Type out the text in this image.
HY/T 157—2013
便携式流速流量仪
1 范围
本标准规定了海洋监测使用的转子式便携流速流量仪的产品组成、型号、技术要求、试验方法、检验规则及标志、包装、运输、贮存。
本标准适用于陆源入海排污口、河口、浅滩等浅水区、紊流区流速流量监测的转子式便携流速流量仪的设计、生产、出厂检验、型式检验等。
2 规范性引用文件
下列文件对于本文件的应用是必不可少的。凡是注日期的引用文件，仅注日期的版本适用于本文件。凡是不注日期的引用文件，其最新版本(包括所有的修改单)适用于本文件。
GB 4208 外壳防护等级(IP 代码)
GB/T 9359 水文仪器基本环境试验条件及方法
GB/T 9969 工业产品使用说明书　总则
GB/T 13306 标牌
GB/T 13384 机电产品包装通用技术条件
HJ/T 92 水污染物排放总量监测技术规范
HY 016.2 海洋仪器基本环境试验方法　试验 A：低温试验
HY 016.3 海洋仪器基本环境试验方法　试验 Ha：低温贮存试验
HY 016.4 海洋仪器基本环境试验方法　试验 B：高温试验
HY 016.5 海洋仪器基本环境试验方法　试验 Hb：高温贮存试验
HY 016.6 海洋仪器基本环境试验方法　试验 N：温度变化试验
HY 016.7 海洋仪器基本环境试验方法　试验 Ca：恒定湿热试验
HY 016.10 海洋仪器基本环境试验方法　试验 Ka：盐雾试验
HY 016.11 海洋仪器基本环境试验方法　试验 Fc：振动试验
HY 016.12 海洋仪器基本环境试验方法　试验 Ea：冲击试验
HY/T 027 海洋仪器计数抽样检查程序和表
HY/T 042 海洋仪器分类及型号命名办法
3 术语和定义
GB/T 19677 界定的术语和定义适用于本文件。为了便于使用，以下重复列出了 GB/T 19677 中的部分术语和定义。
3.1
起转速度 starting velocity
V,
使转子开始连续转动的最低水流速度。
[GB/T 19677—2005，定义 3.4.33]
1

=== TASK DESCRIPTION ===
Your task is to gather every line with the word "海洋仪器基本环境试验方法" and copy it.

=== PROBLEM SOLUTION ===
HY 016.2 海洋仪器基本环境试验方法　试验 A：低温试验
HY 016.3 海洋仪器基本环境试验方法　试验 Ha：低温贮存试验
HY 016.4 海洋仪器基本环境试验方法　试验 B：高温试验
HY 016.5 海洋仪器基本环境试验方法　试验 Hb：高温贮存试验
HY 016.6 海洋仪器基本环境试验方法　试验 N：温度变化试验
HY 016.7 海洋仪器基本环境试验方法　试验 Ca：恒定湿热试验
HY 016.10 海洋仪器基本环境试验方法　试验 Ka：盐雾试验
HY 016.11 海洋仪器基本环境试验方法　试验 Fc：振动试验
HY 016.12 海洋仪器基本环境试验方法　试验 Ea：冲击试验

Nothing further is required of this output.